> [To be done]: Tally up the lines carrying the string "false" and respond with only the resulting number.

┄┄┄┄┄┄┄┄┄┄┄┄┄┄┄┄┄┄┄┄

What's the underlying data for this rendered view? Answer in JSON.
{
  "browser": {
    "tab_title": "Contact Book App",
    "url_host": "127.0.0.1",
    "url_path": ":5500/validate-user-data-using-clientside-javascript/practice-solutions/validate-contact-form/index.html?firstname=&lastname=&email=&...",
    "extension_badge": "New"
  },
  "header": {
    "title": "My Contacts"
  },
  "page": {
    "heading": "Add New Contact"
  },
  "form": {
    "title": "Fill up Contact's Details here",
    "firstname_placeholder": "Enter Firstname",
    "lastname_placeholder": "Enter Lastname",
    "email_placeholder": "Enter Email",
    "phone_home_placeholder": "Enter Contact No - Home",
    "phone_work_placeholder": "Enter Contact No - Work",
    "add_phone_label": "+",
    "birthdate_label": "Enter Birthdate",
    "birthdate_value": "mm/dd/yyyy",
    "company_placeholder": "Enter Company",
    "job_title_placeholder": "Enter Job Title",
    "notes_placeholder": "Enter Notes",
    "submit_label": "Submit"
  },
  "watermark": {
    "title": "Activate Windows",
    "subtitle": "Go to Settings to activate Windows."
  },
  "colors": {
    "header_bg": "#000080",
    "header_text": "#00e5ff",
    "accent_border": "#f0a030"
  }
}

┄┄┄┄┄┄┄┄┄┄┄┄┄┄┄┄┄┄┄┄

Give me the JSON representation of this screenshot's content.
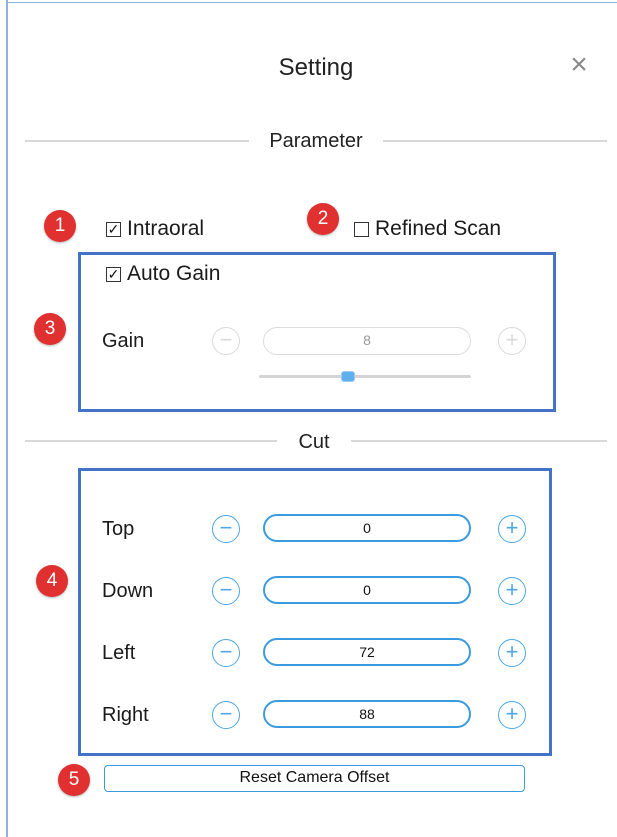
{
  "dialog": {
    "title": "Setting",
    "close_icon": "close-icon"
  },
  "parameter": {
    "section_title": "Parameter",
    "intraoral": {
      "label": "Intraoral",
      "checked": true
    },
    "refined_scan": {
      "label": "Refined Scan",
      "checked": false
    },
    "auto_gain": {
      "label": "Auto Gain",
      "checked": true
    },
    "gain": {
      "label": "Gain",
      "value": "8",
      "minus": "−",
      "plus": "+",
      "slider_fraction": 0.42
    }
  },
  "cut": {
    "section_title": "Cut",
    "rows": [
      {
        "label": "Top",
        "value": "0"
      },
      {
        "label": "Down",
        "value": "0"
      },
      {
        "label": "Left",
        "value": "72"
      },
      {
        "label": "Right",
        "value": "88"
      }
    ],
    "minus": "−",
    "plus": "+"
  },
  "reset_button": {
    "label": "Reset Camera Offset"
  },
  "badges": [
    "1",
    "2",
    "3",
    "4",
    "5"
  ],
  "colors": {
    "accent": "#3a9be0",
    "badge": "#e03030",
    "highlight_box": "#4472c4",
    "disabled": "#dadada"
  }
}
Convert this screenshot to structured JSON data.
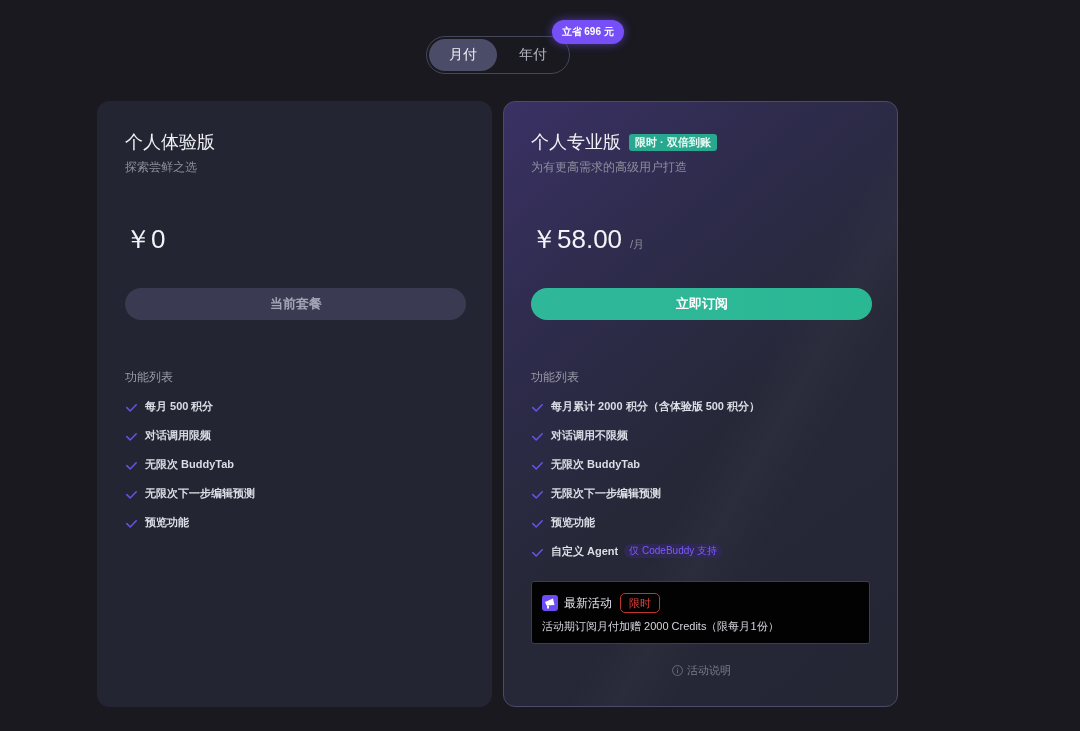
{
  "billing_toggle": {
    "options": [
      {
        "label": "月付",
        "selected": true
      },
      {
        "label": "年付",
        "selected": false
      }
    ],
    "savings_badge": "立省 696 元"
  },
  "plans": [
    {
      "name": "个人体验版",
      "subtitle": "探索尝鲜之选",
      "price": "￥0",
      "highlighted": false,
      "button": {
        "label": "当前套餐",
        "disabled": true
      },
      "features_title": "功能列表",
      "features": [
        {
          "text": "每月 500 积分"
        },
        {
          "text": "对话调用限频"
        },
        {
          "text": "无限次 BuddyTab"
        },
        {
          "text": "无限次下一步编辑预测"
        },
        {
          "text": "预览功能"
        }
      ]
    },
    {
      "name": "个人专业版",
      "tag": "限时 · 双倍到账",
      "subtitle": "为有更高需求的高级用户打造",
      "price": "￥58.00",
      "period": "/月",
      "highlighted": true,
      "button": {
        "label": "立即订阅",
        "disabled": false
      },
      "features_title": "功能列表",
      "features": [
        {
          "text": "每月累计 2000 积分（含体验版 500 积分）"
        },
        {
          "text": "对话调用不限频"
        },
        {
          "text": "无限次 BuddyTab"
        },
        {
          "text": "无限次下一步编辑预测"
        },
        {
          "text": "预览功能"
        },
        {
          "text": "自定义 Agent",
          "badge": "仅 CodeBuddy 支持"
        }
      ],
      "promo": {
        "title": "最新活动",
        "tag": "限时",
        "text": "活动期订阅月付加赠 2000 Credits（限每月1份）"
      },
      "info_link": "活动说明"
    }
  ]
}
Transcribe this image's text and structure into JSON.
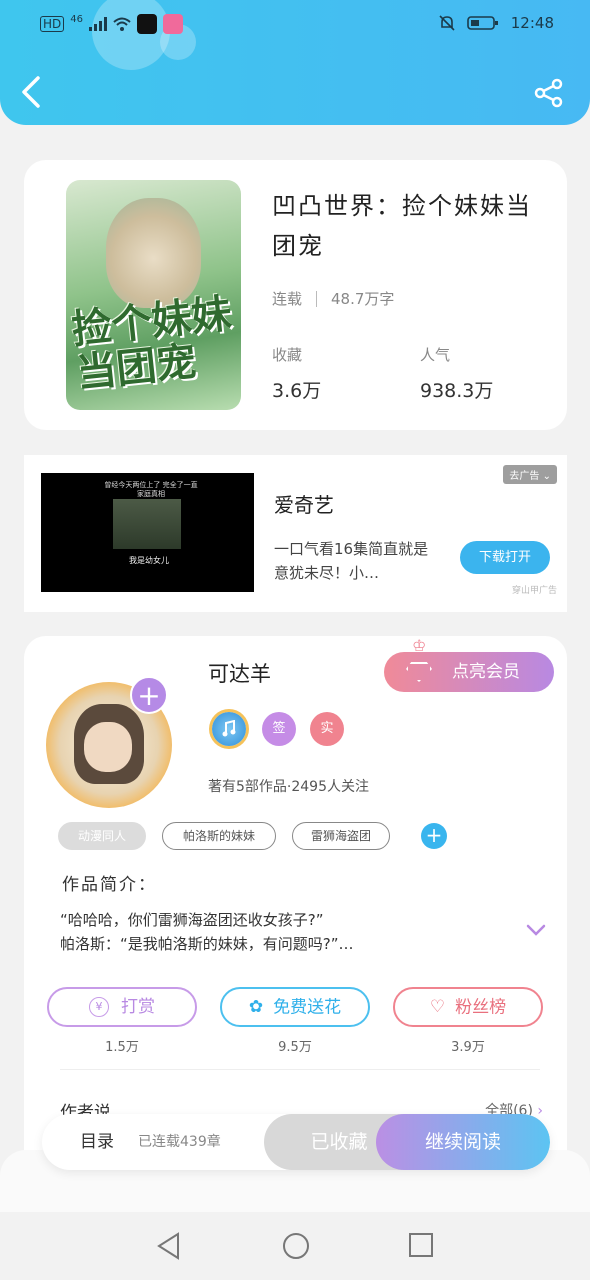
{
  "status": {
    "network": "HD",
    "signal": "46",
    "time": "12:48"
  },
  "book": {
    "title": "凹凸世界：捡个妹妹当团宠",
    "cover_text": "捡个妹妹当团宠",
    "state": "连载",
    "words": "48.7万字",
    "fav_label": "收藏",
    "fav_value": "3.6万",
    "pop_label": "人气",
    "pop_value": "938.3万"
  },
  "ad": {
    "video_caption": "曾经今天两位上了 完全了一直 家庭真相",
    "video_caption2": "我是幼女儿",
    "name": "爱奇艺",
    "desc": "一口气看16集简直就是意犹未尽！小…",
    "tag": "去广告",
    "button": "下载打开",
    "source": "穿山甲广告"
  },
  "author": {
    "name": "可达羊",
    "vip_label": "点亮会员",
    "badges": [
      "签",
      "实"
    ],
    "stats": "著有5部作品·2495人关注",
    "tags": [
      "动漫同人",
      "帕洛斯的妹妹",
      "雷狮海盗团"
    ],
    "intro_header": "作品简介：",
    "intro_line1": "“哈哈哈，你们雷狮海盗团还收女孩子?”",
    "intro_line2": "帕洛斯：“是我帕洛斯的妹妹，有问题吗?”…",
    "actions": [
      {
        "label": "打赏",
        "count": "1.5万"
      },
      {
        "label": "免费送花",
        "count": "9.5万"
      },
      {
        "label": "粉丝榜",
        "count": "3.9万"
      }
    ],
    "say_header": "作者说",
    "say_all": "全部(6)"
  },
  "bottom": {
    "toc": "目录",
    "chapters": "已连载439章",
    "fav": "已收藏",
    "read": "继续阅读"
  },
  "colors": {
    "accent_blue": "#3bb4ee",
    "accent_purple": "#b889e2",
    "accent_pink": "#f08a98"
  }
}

┄┄┄┄┄┄┄┄┄┄┄┄┄┄┄┄┄┄┄┄

> [Reply]: 4